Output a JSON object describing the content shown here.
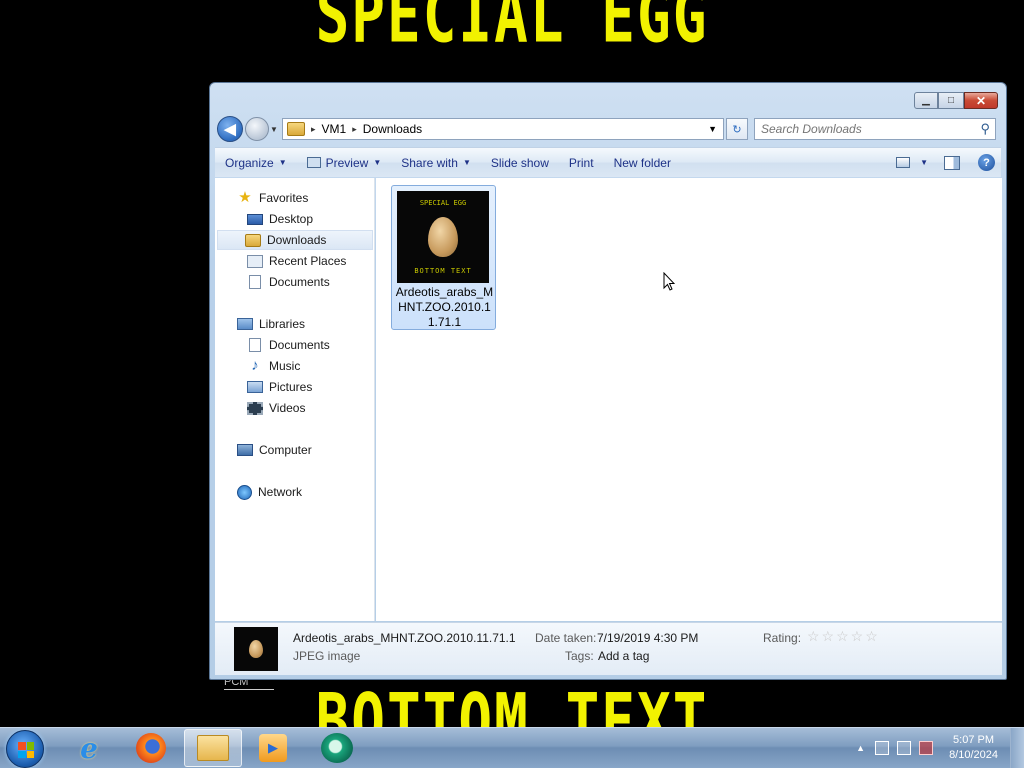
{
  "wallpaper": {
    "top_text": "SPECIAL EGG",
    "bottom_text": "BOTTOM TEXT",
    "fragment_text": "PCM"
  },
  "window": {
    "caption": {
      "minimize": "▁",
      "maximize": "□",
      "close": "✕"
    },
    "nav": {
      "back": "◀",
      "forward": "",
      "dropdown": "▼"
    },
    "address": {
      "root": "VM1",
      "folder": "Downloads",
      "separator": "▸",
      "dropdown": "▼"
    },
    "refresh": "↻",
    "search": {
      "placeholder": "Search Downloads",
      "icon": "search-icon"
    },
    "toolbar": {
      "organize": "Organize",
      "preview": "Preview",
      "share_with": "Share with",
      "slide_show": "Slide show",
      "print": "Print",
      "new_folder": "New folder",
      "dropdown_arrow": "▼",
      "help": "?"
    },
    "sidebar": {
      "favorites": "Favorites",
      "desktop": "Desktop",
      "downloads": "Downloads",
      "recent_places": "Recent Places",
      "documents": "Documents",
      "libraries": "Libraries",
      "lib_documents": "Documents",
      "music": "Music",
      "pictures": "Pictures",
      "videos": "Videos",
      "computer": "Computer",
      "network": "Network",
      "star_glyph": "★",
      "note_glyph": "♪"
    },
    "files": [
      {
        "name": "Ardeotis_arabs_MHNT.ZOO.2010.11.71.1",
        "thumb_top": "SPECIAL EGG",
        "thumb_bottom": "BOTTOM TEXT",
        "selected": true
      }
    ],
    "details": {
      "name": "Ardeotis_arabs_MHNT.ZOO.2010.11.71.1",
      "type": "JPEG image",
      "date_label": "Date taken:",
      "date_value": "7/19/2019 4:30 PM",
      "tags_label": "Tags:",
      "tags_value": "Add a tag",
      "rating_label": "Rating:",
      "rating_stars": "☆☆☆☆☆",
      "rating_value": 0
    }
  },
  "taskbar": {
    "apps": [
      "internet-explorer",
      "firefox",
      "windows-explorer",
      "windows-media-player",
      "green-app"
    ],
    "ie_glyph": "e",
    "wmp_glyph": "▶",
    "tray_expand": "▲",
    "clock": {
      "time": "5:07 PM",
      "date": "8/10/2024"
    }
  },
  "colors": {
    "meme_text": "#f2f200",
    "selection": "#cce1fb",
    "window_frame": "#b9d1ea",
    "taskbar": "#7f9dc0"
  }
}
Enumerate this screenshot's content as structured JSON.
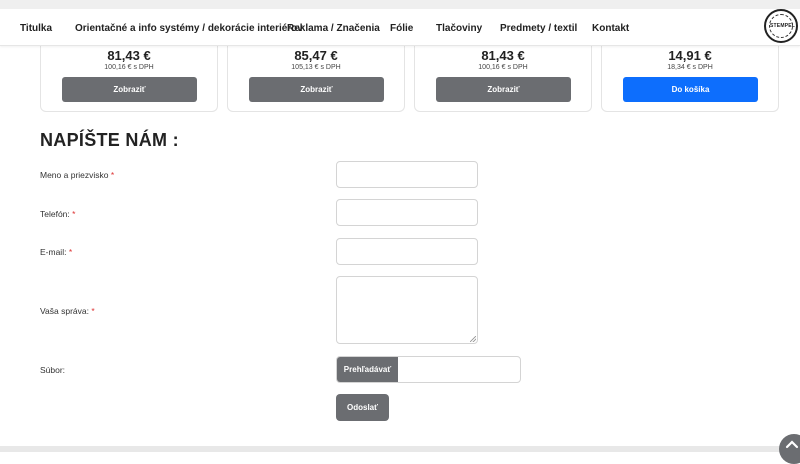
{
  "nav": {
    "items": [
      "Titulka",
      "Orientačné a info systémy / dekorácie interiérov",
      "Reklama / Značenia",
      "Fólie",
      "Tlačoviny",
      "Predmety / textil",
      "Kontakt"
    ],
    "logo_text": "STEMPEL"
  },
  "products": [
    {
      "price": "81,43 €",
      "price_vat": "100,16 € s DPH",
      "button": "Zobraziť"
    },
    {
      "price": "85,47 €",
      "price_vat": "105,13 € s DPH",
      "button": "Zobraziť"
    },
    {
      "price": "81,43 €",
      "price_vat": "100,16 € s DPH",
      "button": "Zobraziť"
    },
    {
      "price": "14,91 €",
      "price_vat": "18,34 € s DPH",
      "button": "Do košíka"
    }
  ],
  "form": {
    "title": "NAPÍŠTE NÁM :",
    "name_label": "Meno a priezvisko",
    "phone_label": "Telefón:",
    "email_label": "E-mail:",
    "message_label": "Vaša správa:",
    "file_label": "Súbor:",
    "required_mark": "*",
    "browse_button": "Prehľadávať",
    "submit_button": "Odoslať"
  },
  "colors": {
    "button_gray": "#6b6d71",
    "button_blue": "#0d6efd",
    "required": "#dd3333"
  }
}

::::

Locate all lines that include the word "windows" and copy them out.

- Written solution:
      "windows-explorer",
      "windows-media-player",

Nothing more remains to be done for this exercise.